[Begin PROVIDED RECORDS]
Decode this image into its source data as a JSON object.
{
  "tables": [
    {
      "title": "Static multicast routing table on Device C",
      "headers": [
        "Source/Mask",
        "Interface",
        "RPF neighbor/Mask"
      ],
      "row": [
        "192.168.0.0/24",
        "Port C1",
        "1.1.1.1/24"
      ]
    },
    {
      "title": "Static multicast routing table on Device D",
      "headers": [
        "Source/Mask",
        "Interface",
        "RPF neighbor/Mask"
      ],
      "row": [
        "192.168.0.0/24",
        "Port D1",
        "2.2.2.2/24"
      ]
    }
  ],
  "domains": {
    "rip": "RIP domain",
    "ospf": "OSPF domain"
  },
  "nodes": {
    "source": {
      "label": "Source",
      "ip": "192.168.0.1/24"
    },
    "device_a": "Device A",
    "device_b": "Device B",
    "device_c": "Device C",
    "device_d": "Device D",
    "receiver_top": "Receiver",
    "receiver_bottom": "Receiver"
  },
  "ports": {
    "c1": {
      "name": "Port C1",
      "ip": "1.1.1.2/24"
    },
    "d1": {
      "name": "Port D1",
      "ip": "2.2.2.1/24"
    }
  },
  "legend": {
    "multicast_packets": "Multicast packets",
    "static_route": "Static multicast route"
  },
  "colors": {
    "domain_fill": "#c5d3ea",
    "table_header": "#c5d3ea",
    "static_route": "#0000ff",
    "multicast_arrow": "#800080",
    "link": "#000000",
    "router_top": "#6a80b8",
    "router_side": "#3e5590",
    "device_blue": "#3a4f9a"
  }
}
[End PROVIDED RECORDS]
[Begin PROVIDED RECORDS]
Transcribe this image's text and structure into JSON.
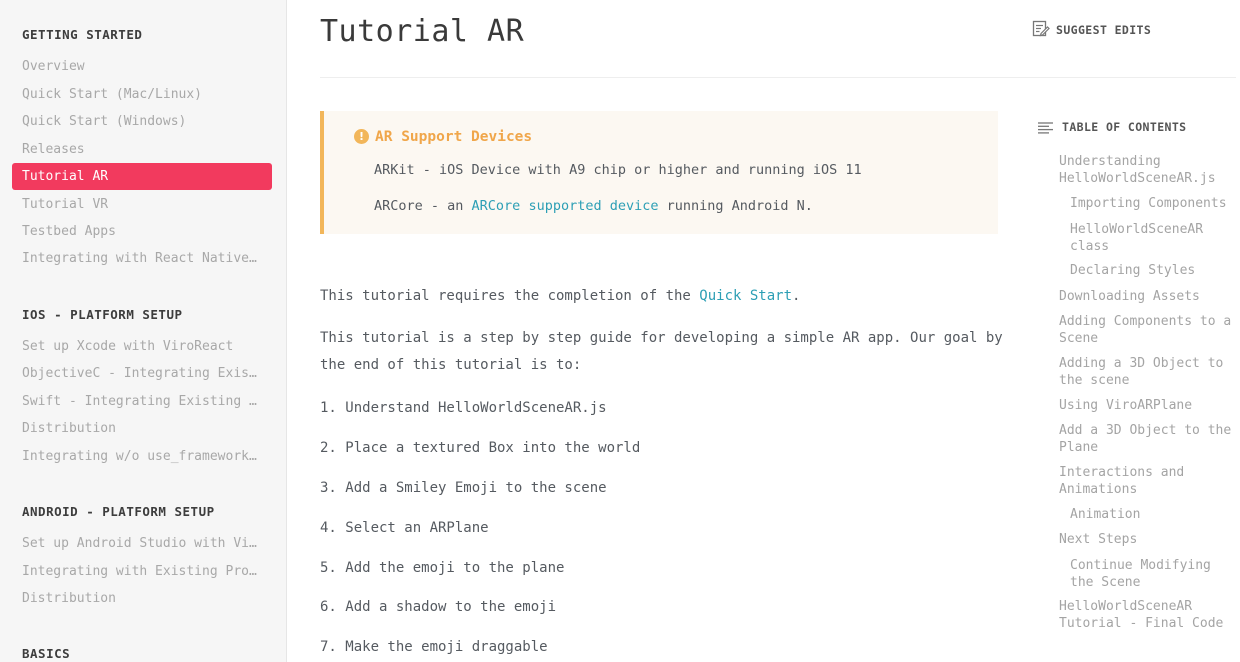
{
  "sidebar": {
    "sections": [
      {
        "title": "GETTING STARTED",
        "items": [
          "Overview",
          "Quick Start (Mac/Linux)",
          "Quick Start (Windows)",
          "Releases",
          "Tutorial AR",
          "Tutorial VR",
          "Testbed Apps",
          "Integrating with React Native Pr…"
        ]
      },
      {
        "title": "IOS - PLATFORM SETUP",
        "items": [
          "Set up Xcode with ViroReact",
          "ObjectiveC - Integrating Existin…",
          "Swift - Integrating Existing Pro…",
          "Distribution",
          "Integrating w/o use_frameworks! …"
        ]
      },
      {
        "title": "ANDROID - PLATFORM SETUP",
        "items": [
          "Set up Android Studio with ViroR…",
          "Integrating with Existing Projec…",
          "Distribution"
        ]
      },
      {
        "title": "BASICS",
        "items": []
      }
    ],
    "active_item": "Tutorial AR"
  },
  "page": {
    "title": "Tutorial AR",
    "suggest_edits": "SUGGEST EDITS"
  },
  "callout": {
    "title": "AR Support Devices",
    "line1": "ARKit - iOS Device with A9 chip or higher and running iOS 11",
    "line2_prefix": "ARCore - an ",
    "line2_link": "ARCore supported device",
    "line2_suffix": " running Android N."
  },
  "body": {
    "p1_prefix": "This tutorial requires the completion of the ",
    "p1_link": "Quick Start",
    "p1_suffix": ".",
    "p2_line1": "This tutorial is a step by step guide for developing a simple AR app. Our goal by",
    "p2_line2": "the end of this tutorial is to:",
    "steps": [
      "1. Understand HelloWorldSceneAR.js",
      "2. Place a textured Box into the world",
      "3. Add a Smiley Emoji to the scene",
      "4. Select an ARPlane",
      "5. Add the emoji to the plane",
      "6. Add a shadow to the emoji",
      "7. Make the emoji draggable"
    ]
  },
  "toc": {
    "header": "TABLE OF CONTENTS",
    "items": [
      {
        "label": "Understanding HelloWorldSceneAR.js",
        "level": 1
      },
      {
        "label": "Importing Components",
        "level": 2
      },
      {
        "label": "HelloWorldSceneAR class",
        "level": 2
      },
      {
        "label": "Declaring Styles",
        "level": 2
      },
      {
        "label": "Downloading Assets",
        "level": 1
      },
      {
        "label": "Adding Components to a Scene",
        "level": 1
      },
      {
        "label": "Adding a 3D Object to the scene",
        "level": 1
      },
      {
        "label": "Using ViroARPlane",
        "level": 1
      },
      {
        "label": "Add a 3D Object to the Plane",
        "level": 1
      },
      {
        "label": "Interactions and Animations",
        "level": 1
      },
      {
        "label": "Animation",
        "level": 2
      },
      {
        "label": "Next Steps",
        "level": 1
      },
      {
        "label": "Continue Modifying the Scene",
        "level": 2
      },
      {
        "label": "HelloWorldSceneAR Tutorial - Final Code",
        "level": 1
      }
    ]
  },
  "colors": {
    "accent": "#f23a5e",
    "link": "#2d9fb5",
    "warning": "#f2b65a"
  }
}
[End PROVIDED RECORDS]
Each line of the data that includes the word "ARCore" counts once; report the total and nothing more.

● OUTPUT OF THE EXERCISE: 2